Work to complete: All of the records below should be output exactly.
** start The input **
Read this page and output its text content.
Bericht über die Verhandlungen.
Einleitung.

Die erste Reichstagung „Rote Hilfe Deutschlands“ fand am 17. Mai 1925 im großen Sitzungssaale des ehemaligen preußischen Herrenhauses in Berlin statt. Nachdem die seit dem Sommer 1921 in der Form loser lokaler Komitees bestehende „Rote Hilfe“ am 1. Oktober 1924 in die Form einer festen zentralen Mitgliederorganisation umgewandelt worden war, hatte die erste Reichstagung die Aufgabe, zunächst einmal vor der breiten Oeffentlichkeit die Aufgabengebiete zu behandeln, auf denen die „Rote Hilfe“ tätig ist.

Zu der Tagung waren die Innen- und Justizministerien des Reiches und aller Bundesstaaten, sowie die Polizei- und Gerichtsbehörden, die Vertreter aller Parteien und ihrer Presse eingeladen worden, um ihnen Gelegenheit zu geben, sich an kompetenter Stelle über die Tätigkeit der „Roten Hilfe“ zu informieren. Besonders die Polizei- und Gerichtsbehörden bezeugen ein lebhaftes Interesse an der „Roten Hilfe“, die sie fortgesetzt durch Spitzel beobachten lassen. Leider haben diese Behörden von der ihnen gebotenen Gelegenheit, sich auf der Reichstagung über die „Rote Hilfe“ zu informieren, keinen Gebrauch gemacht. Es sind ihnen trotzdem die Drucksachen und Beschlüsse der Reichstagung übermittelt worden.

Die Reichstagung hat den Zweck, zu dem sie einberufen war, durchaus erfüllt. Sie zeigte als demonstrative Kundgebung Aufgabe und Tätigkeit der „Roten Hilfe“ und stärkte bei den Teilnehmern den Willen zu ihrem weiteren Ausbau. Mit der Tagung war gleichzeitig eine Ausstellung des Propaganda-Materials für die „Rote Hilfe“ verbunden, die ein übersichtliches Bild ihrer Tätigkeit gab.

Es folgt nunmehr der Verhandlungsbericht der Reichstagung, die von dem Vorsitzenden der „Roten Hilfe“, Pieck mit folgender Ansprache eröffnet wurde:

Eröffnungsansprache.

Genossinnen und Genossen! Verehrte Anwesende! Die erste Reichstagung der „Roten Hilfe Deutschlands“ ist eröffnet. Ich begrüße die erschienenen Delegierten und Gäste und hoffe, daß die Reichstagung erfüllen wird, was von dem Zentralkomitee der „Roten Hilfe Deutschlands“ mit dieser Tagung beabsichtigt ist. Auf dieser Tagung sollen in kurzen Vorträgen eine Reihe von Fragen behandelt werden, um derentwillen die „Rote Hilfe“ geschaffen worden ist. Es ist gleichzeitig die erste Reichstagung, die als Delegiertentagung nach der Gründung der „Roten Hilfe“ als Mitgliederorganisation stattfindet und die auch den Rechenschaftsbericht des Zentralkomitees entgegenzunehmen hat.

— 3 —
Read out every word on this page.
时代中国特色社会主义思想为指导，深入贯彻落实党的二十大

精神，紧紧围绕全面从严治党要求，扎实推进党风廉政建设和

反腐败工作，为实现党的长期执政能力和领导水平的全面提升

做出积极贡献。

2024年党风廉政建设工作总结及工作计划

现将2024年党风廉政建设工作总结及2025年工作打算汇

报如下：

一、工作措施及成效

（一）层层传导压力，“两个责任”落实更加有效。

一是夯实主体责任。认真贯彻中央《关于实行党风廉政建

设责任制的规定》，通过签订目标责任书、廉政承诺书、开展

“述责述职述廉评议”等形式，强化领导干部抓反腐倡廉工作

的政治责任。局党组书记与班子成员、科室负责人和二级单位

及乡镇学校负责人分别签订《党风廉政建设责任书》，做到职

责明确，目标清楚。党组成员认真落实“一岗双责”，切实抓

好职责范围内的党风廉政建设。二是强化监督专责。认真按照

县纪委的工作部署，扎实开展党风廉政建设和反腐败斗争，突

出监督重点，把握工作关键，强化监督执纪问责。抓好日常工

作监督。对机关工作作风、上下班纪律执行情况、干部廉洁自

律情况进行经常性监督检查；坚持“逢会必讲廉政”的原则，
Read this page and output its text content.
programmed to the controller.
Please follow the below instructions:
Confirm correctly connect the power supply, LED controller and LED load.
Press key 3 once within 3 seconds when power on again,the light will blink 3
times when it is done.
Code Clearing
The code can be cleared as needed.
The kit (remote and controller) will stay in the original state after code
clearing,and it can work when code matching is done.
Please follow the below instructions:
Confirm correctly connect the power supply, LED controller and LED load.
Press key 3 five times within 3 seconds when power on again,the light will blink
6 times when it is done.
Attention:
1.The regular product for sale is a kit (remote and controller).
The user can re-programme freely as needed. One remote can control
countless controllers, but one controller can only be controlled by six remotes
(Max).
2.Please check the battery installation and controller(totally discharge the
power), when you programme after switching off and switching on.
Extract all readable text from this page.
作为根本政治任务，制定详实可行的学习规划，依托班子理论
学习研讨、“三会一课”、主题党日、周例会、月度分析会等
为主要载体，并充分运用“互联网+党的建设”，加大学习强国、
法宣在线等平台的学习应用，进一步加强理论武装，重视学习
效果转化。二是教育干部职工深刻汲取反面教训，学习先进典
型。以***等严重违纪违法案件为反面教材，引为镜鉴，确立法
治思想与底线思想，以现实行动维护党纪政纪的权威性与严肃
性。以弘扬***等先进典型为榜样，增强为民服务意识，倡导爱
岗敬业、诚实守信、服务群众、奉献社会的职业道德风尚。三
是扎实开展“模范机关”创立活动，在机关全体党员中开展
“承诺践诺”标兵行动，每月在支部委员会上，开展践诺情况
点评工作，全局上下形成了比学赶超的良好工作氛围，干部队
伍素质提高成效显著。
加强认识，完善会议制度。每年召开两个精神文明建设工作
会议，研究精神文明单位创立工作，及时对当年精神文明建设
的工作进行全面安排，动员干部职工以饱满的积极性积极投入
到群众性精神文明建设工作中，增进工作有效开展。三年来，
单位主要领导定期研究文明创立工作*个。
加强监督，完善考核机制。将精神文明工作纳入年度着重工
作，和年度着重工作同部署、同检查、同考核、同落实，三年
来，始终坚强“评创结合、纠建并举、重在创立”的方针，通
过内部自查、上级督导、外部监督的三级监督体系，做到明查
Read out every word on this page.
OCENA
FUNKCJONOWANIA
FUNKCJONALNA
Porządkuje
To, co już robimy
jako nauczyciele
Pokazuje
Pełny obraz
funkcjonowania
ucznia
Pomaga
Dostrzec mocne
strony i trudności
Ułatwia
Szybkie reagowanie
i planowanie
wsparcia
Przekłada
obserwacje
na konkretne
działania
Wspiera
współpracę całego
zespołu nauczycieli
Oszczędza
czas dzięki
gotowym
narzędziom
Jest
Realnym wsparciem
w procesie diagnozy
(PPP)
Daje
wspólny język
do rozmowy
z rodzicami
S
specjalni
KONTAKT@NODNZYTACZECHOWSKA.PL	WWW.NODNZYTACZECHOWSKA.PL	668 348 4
** end The input **
Complete response:
Read this page and output its text content.
Bericht über die Verhandlungen.
Einleitung.

Die erste Reichstagung „Rote Hilfe Deutschlands“ fand am 17. Mai 1925 im großen Sitzungssaale des ehemaligen preußischen Herrenhauses in Berlin statt. Nachdem die seit dem Sommer 1921 in der Form loser lokaler Komitees bestehende „Rote Hilfe“ am 1. Oktober 1924 in die Form einer festen zentralen Mitgliederorganisation umgewandelt worden war, hatte die erste Reichstagung die Aufgabe, zunächst einmal vor der breiten Oeffentlichkeit die Aufgabengebiete zu behandeln, auf denen die „Rote Hilfe“ tätig ist.

Zu der Tagung waren die Innen- und Justizministerien des Reiches und aller Bundesstaaten, sowie die Polizei- und Gerichtsbehörden, die Vertreter aller Parteien und ihrer Presse eingeladen worden, um ihnen Gelegenheit zu geben, sich an kompetenter Stelle über die Tätigkeit der „Roten Hilfe“ zu informieren. Besonders die Polizei- und Gerichtsbehörden bezeugen ein lebhaftes Interesse an der „Roten Hilfe“, die sie fortgesetzt durch Spitzel beobachten lassen. Leider haben diese Behörden von der ihnen gebotenen Gelegenheit, sich auf der Reichstagung über die „Rote Hilfe“ zu informieren, keinen Gebrauch gemacht. Es sind ihnen trotzdem die Drucksachen und Beschlüsse der Reichstagung übermittelt worden.

Die Reichstagung hat den Zweck, zu dem sie einberufen war, durchaus erfüllt. Sie zeigte als demonstrative Kundgebung Aufgabe und Tätigkeit der „Roten Hilfe“ und stärkte bei den Teilnehmern den Willen zu ihrem weiteren Ausbau. Mit der Tagung war gleichzeitig eine Ausstellung des Propaganda-Materials für die „Rote Hilfe“ verbunden, die ein übersichtliches Bild ihrer Tätigkeit gab.

Es folgt nunmehr der Verhandlungsbericht der Reichstagung, die von dem Vorsitzenden der „Roten Hilfe“, Pieck mit folgender Ansprache eröffnet wurde:

Eröffnungsansprache.

Genossinnen und Genossen! Verehrte Anwesende! Die erste Reichstagung der „Roten Hilfe Deutschlands“ ist eröffnet. Ich begrüße die erschienenen Delegierten und Gäste und hoffe, daß die Reichstagung erfüllen wird, was von dem Zentralkomitee der „Roten Hilfe Deutschlands“ mit dieser Tagung beabsichtigt ist. Auf dieser Tagung sollen in kurzen Vorträgen eine Reihe von Fragen behandelt werden, um derentwillen die „Rote Hilfe“ geschaffen worden ist. Es ist gleichzeitig die erste Reichstagung, die als Delegiertentagung nach der Gründung der „Roten Hilfe“ als Mitgliederorganisation stattfindet und die auch den Rechenschaftsbericht des Zentralkomitees entgegenzunehmen hat.

— 3 —
Read out every word on this page.
时代中国特色社会主义思想为指导，深入贯彻落实党的二十大

精神，紧紧围绕全面从严治党要求，扎实推进党风廉政建设和

反腐败工作，为实现党的长期执政能力和领导水平的全面提升

做出积极贡献。

2024年党风廉政建设工作总结及工作计划

现将2024年党风廉政建设工作总结及2025年工作打算汇

报如下：

一、工作措施及成效

（一）层层传导压力，“两个责任”落实更加有效。

一是夯实主体责任。认真贯彻中央《关于实行党风廉政建

设责任制的规定》，通过签订目标责任书、廉政承诺书、开展

“述责述职述廉评议”等形式，强化领导干部抓反腐倡廉工作

的政治责任。局党组书记与班子成员、科室负责人和二级单位

及乡镇学校负责人分别签订《党风廉政建设责任书》，做到职

责明确，目标清楚。党组成员认真落实“一岗双责”，切实抓

好职责范围内的党风廉政建设。二是强化监督专责。认真按照

县纪委的工作部署，扎实开展党风廉政建设和反腐败斗争，突

出监督重点，把握工作关键，强化监督执纪问责。抓好日常工

作监督。对机关工作作风、上下班纪律执行情况、干部廉洁自

律情况进行经常性监督检查；坚持“逢会必讲廉政”的原则，
Read this page and output its text content.
programmed to the controller.
Please follow the below instructions:
Confirm correctly connect the power supply, LED controller and LED load.
Press key 3 once within 3 seconds when power on again,the light will blink 3
times when it is done.
Code Clearing
The code can be cleared as needed.
The kit (remote and controller) will stay in the original state after code
clearing,and it can work when code matching is done.
Please follow the below instructions:
Confirm correctly connect the power supply, LED controller and LED load.
Press key 3 five times within 3 seconds when power on again,the light will blink
6 times when it is done.
Attention:
1.The regular product for sale is a kit (remote and controller).
The user can re-programme freely as needed. One remote can control
countless controllers, but one controller can only be controlled by six remotes
(Max).
2.Please check the battery installation and controller(totally discharge the
power), when you programme after switching off and switching on.
Extract all readable text from this page.
作为根本政治任务，制定详实可行的学习规划，依托班子理论
学习研讨、“三会一课”、主题党日、周例会、月度分析会等
为主要载体，并充分运用“互联网+党的建设”，加大学习强国、
法宣在线等平台的学习应用，进一步加强理论武装，重视学习
效果转化。二是教育干部职工深刻汲取反面教训，学习先进典
型。以***等严重违纪违法案件为反面教材，引为镜鉴，确立法
治思想与底线思想，以现实行动维护党纪政纪的权威性与严肃
性。以弘扬***等先进典型为榜样，增强为民服务意识，倡导爱
岗敬业、诚实守信、服务群众、奉献社会的职业道德风尚。三
是扎实开展“模范机关”创立活动，在机关全体党员中开展
“承诺践诺”标兵行动，每月在支部委员会上，开展践诺情况
点评工作，全局上下形成了比学赶超的良好工作氛围，干部队
伍素质提高成效显著。
加强认识，完善会议制度。每年召开两个精神文明建设工作
会议，研究精神文明单位创立工作，及时对当年精神文明建设
的工作进行全面安排，动员干部职工以饱满的积极性积极投入
到群众性精神文明建设工作中，增进工作有效开展。三年来，
单位主要领导定期研究文明创立工作*个。
加强监督，完善考核机制。将精神文明工作纳入年度着重工
作，和年度着重工作同部署、同检查、同考核、同落实，三年
来，始终坚强“评创结合、纠建并举、重在创立”的方针，通
过内部自查、上级督导、外部监督的三级监督体系，做到明查
Read out every word on this page.
OCENA
FUNKCJONOWANIA
FUNKCJONALNA
Porządkuje
To, co już robimy
jako nauczyciele
Pokazuje
Pełny obraz
funkcjonowania
ucznia
Pomaga
Dostrzec mocne
strony i trudności
Ułatwia
Szybkie reagowanie
i planowanie
wsparcia
Przekłada
obserwacje
na konkretne
działania
Wspiera
współpracę całego
zespołu nauczycieli
Oszczędza
czas dzięki
gotowym
narzędziom
Jest
Realnym wsparciem
w procesie diagnozy
(PPP)
Daje
wspólny język
do rozmowy
z rodzicami
S
specjalni
KONTAKT@NODNZYTACZECHOWSKA.PL	WWW.NODNZYTACZECHOWSKA.PL	668 348 4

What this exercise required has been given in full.